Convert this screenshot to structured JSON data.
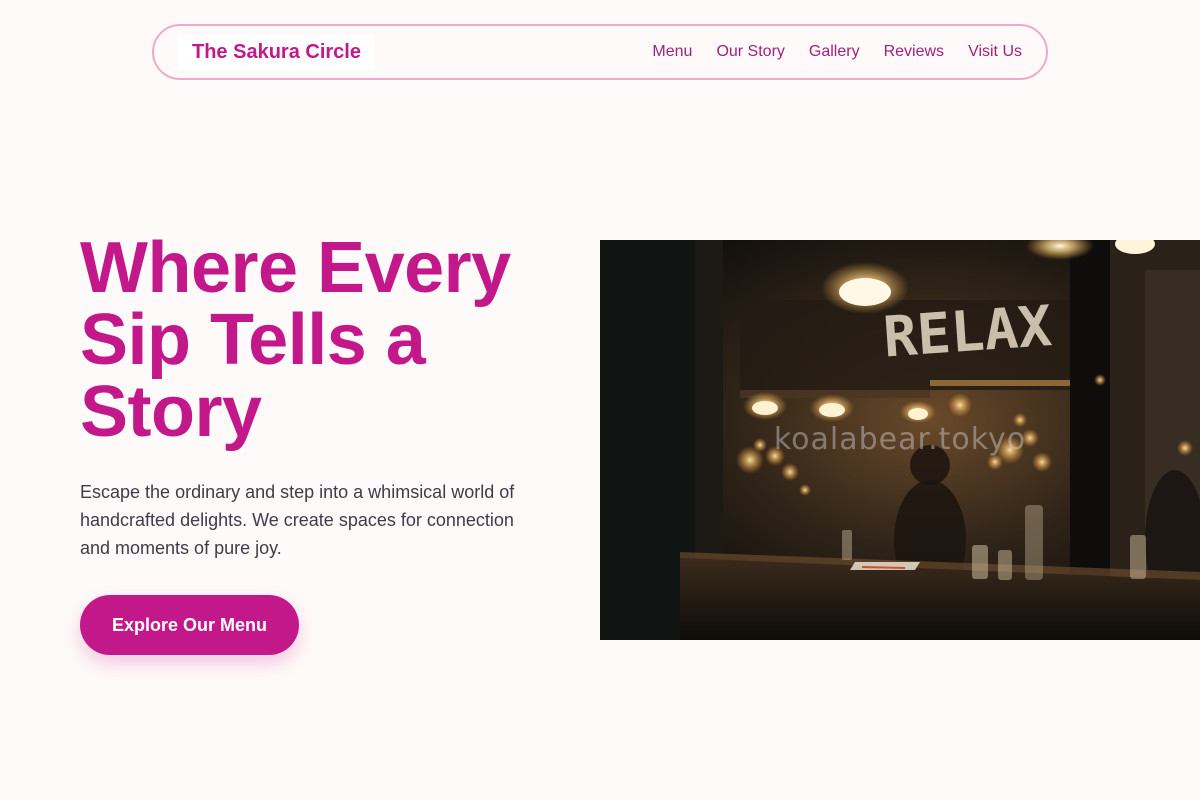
{
  "nav": {
    "brand": "The Sakura Circle",
    "links": [
      "Menu",
      "Our Story",
      "Gallery",
      "Reviews",
      "Visit Us"
    ]
  },
  "hero": {
    "title": "Where Every Sip Tells a Story",
    "subtitle": "Escape the ordinary and step into a whimsical world of handcrafted delights. We create spaces for connection and moments of pure joy.",
    "cta_label": "Explore Our Menu"
  },
  "photo": {
    "sign_text": "RELAX",
    "watermark": "koalabear.tokyo"
  },
  "colors": {
    "accent": "#c2188a",
    "nav_border": "#f0a9c8",
    "page_bg": "#fefaf9",
    "body_text": "#3f3c48"
  }
}
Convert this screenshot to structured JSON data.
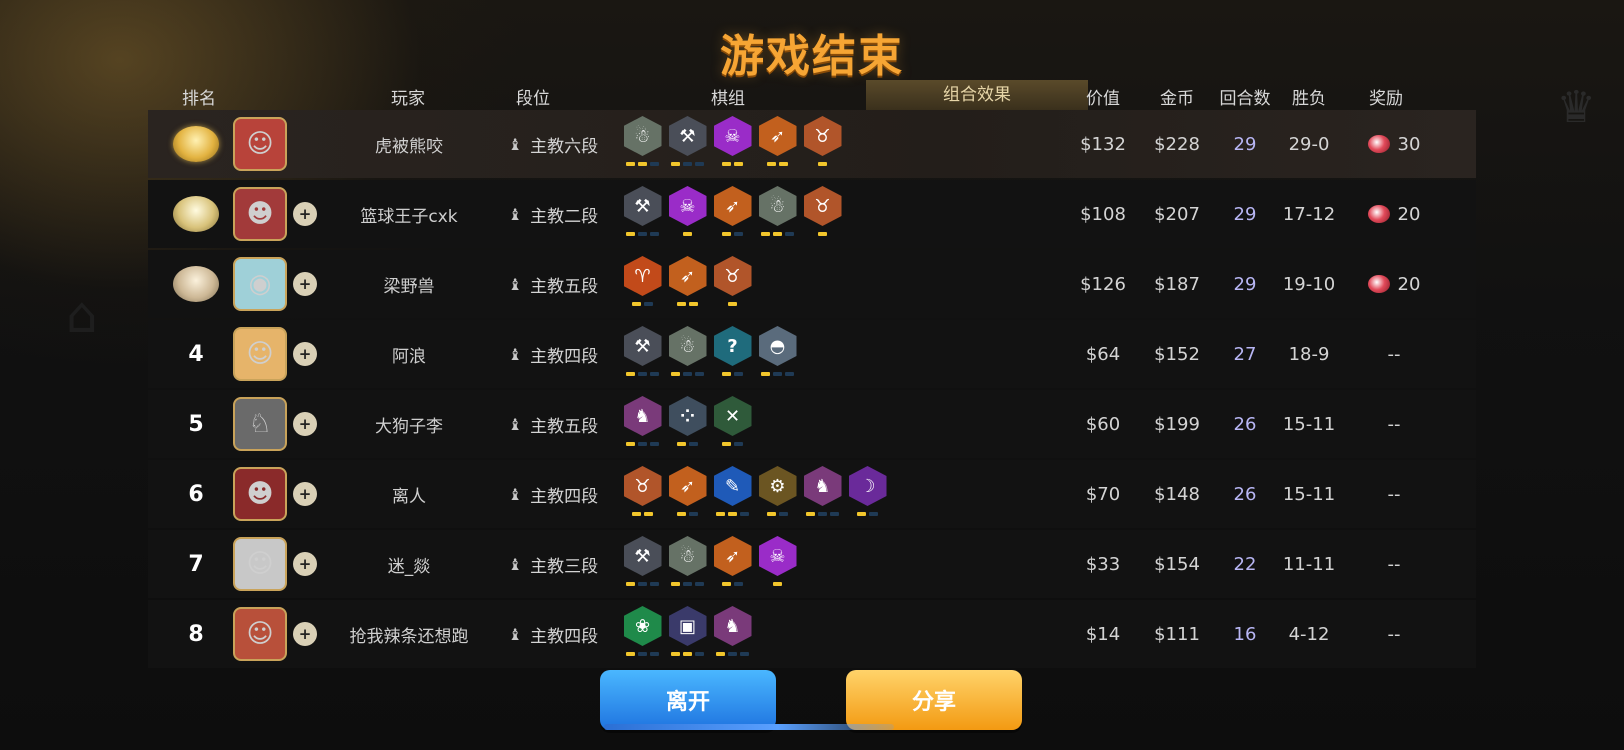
■ ■ ■ ■
Task description:
Repeat all of the records verbatim, leaving out the pictures.

Solution for this exercise:
Convert this screenshot to structured JSON data.
{
  "nav": {
    "brand": "The Sakura Circle",
    "links": [
      "Menu",
      "Our Story",
      "Gallery",
      "Reviews",
      "Visit Us"
    ]
  },
  "hero": {
    "title": "Where Every Sip Tells a Story",
    "subtitle": "Escape the ordinary and step into a whimsical world of handcrafted delights. We create spaces for connection and moments of pure joy.",
    "cta_label": "Explore Our Menu"
  },
  "photo": {
    "sign_text": "RELAX",
    "watermark": "koalabear.tokyo"
  },
  "colors": {
    "accent": "#c2188a",
    "nav_border": "#f0a9c8",
    "page_bg": "#fefaf9",
    "body_text": "#3f3c48"
  }
}
Convert this screenshot to structured JSON data.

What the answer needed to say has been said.